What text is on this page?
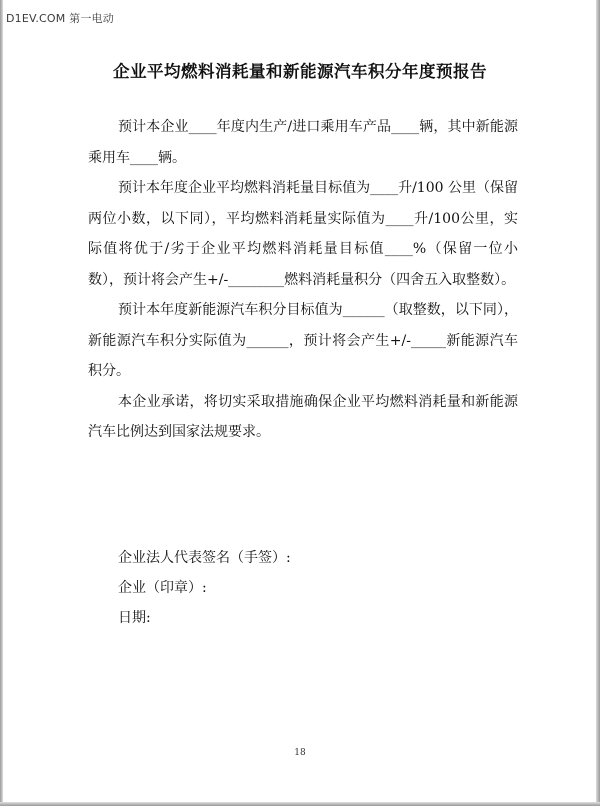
D1EV.COM 第一电动
企业平均燃料消耗量和新能源汽车积分年度预报告

预计本企业____年度内生产/进口乘用车产品____辆，其中新能源乘用车____辆。

预计本年度企业平均燃料消耗量目标值为____升/100 公里（保留两位小数，以下同），平均燃料消耗量实际值为____升/100公里，实际值将优于/劣于企业平均燃料消耗量目标值____%（保留一位小数），预计将会产生+/-________燃料消耗量积分（四舍五入取整数）。

预计本年度新能源汽车积分目标值为______（取整数，以下同），新能源汽车积分实际值为______，预计将会产生+/-_____新能源汽车积分。

本企业承诺，将切实采取措施确保企业平均燃料消耗量和新能源汽车比例达到国家法规要求。

企业法人代表签名（手签）:
企业（印章）:
日期:
18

◆ ◆ ◆ ◆

> [REQUIREMENT]: Quote the preceding records in their entirety, excluding every picture.

> [SOLUTION TO THE PROBLEM]:
What text is on this page?
D1EV.COM 第一电动
企业平均燃料消耗量和新能源汽车积分年度预报告

预计本企业____年度内生产/进口乘用车产品____辆，其中新能源乘用车____辆。

预计本年度企业平均燃料消耗量目标值为____升/100 公里（保留两位小数，以下同），平均燃料消耗量实际值为____升/100公里，实际值将优于/劣于企业平均燃料消耗量目标值____%（保留一位小数），预计将会产生+/-________燃料消耗量积分（四舍五入取整数）。

预计本年度新能源汽车积分目标值为______（取整数，以下同），新能源汽车积分实际值为______，预计将会产生+/-_____新能源汽车积分。

本企业承诺，将切实采取措施确保企业平均燃料消耗量和新能源汽车比例达到国家法规要求。

企业法人代表签名（手签）:
企业（印章）:
日期:
18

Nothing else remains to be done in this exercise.